### Exercise directions
What should come back is the data below, word for word, minus any picture.

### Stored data
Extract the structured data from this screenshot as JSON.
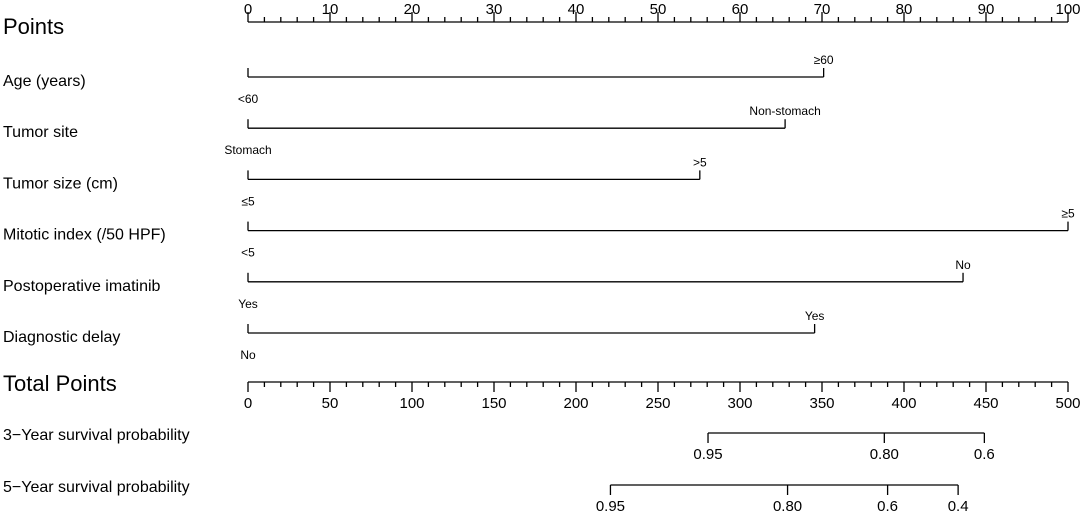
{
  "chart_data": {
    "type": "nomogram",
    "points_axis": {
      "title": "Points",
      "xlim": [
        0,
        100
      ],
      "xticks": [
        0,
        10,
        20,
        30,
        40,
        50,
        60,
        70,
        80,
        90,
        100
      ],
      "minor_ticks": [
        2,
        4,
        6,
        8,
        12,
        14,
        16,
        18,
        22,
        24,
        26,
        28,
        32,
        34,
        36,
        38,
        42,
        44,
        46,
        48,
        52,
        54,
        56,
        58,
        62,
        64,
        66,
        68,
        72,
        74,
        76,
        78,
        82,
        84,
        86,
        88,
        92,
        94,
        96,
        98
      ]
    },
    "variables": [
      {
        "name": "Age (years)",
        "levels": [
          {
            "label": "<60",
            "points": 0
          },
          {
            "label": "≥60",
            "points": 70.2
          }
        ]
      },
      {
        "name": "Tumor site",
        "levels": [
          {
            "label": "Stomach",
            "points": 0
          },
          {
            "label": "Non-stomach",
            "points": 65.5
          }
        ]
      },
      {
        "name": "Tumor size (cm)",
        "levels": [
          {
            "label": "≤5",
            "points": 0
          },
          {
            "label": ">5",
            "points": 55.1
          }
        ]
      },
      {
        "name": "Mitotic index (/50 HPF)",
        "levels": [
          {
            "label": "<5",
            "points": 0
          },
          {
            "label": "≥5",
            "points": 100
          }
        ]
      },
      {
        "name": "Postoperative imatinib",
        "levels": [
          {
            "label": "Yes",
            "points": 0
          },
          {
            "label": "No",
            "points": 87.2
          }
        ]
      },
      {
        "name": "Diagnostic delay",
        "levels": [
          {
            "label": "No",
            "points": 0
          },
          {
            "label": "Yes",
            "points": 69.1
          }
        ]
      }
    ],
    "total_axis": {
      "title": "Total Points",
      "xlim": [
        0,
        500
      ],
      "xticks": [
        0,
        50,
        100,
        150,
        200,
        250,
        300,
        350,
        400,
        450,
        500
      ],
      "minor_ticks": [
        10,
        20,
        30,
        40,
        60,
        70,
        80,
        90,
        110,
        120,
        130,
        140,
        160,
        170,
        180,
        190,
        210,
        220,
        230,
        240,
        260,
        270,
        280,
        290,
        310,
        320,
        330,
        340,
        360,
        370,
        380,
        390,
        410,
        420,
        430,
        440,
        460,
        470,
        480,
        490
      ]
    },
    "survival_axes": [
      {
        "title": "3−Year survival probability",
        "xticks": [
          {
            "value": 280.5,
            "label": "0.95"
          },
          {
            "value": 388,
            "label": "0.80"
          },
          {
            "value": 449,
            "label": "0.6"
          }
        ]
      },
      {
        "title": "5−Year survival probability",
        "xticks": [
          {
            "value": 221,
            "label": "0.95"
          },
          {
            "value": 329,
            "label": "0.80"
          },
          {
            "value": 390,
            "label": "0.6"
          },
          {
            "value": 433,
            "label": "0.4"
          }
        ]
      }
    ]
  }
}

### Task output
Extract the structured data from this screenshot as JSON.
{
  "chart_data": {
    "type": "nomogram",
    "points_axis": {
      "title": "Points",
      "xlim": [
        0,
        100
      ],
      "xticks": [
        0,
        10,
        20,
        30,
        40,
        50,
        60,
        70,
        80,
        90,
        100
      ],
      "minor_ticks": [
        2,
        4,
        6,
        8,
        12,
        14,
        16,
        18,
        22,
        24,
        26,
        28,
        32,
        34,
        36,
        38,
        42,
        44,
        46,
        48,
        52,
        54,
        56,
        58,
        62,
        64,
        66,
        68,
        72,
        74,
        76,
        78,
        82,
        84,
        86,
        88,
        92,
        94,
        96,
        98
      ]
    },
    "variables": [
      {
        "name": "Age (years)",
        "levels": [
          {
            "label": "<60",
            "points": 0
          },
          {
            "label": "≥60",
            "points": 70.2
          }
        ]
      },
      {
        "name": "Tumor site",
        "levels": [
          {
            "label": "Stomach",
            "points": 0
          },
          {
            "label": "Non-stomach",
            "points": 65.5
          }
        ]
      },
      {
        "name": "Tumor size (cm)",
        "levels": [
          {
            "label": "≤5",
            "points": 0
          },
          {
            "label": ">5",
            "points": 55.1
          }
        ]
      },
      {
        "name": "Mitotic index (/50 HPF)",
        "levels": [
          {
            "label": "<5",
            "points": 0
          },
          {
            "label": "≥5",
            "points": 100
          }
        ]
      },
      {
        "name": "Postoperative imatinib",
        "levels": [
          {
            "label": "Yes",
            "points": 0
          },
          {
            "label": "No",
            "points": 87.2
          }
        ]
      },
      {
        "name": "Diagnostic delay",
        "levels": [
          {
            "label": "No",
            "points": 0
          },
          {
            "label": "Yes",
            "points": 69.1
          }
        ]
      }
    ],
    "total_axis": {
      "title": "Total Points",
      "xlim": [
        0,
        500
      ],
      "xticks": [
        0,
        50,
        100,
        150,
        200,
        250,
        300,
        350,
        400,
        450,
        500
      ],
      "minor_ticks": [
        10,
        20,
        30,
        40,
        60,
        70,
        80,
        90,
        110,
        120,
        130,
        140,
        160,
        170,
        180,
        190,
        210,
        220,
        230,
        240,
        260,
        270,
        280,
        290,
        310,
        320,
        330,
        340,
        360,
        370,
        380,
        390,
        410,
        420,
        430,
        440,
        460,
        470,
        480,
        490
      ]
    },
    "survival_axes": [
      {
        "title": "3−Year survival probability",
        "xticks": [
          {
            "value": 280.5,
            "label": "0.95"
          },
          {
            "value": 388,
            "label": "0.80"
          },
          {
            "value": 449,
            "label": "0.6"
          }
        ]
      },
      {
        "title": "5−Year survival probability",
        "xticks": [
          {
            "value": 221,
            "label": "0.95"
          },
          {
            "value": 329,
            "label": "0.80"
          },
          {
            "value": 390,
            "label": "0.6"
          },
          {
            "value": 433,
            "label": "0.4"
          }
        ]
      }
    ]
  }
}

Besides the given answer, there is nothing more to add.